■ WORK TO COMPLETE ■
Using the data below, gather each line that includes the word "ylabel".
◆ ◆ ◆ ◆ ◆
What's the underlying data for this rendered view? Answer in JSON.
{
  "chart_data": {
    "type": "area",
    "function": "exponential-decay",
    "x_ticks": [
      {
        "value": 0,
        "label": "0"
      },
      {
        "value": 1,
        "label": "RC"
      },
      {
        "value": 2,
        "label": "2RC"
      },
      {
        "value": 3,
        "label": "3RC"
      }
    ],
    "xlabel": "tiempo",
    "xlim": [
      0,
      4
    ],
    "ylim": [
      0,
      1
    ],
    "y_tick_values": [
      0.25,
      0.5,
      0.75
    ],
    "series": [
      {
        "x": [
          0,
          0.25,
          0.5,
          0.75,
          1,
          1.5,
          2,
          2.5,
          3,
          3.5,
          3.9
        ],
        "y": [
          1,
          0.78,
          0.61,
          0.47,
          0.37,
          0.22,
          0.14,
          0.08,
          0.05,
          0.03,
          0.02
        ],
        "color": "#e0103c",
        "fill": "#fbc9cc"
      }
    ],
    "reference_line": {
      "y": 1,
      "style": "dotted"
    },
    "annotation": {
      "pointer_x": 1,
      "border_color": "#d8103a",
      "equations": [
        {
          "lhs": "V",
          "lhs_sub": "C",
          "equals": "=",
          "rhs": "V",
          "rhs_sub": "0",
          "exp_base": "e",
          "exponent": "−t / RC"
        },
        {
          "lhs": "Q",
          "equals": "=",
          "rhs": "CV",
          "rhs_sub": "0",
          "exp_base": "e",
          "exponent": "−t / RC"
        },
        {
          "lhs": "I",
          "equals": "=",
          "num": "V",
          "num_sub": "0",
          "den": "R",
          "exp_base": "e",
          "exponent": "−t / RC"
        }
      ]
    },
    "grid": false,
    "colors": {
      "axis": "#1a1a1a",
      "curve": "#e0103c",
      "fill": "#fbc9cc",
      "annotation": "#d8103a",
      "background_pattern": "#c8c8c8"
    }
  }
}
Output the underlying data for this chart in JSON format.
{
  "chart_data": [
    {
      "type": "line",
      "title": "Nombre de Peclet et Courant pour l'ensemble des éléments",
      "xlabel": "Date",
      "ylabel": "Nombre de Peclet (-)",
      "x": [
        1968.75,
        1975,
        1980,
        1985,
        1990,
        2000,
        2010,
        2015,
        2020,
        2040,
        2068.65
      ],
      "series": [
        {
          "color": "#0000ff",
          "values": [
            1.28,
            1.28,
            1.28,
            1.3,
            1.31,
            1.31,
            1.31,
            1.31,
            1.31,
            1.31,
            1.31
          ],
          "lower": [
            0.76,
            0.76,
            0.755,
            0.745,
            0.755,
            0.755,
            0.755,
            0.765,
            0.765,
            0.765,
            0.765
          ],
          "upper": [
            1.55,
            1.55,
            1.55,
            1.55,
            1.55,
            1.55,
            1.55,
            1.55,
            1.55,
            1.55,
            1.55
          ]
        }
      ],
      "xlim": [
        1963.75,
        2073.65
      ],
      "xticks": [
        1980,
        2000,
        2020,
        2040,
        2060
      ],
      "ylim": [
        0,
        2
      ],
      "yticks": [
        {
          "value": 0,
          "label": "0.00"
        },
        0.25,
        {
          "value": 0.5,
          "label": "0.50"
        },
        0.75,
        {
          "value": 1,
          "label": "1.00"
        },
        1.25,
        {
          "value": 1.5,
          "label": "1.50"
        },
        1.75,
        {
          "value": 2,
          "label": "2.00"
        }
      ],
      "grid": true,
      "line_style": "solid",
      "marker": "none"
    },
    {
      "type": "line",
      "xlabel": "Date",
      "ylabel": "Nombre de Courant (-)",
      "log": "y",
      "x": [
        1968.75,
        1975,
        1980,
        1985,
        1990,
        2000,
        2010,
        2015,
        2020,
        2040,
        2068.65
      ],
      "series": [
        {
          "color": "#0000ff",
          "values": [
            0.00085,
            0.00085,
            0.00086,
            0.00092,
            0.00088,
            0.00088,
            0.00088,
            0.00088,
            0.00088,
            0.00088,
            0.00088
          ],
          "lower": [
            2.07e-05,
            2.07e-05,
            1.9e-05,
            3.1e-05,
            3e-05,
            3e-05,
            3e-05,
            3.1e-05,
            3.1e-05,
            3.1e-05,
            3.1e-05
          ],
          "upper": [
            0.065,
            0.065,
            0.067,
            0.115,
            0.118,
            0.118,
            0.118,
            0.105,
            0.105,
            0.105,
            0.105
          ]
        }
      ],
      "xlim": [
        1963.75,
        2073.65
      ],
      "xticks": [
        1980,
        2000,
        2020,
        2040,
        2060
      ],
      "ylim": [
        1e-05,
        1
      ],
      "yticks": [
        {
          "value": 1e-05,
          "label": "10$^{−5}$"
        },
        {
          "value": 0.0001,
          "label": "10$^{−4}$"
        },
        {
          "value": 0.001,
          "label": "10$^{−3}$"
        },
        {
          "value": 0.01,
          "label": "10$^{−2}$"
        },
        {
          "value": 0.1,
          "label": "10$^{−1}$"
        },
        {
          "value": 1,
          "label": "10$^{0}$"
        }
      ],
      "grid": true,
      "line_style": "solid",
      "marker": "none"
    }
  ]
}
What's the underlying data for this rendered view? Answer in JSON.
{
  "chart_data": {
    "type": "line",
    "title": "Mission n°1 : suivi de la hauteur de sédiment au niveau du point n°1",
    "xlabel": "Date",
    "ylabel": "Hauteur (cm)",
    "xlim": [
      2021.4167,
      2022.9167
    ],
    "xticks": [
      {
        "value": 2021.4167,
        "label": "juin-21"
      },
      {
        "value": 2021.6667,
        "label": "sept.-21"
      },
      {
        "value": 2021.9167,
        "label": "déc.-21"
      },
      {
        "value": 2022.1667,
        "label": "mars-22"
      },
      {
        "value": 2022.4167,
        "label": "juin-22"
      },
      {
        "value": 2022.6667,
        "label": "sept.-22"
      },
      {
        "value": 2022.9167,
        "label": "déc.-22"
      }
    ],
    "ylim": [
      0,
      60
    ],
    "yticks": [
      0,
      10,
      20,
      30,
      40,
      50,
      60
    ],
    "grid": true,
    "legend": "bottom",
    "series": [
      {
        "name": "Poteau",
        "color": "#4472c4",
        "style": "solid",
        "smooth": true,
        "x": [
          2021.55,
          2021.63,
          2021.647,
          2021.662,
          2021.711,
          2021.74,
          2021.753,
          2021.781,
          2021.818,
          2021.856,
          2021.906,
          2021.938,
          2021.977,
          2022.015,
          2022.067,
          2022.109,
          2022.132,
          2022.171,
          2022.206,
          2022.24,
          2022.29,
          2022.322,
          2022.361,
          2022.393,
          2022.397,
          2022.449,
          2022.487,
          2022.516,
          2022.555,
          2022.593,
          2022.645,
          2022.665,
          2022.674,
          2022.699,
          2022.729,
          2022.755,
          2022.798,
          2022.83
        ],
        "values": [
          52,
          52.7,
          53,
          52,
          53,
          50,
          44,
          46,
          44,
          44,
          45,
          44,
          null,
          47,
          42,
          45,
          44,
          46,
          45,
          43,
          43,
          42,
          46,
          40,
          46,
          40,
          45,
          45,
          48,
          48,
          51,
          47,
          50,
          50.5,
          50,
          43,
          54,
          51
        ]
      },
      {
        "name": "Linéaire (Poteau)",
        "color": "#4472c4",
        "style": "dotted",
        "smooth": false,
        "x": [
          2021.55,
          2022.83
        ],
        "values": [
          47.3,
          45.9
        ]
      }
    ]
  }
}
◆ ◆ ◆ ◆ ◆
■ ANSWER TO THE PROBLEM ■
      "ylabel": "Nombre de Peclet (-)",
      "ylabel": "Nombre de Courant (-)",
    "ylabel": "Hauteur (cm)",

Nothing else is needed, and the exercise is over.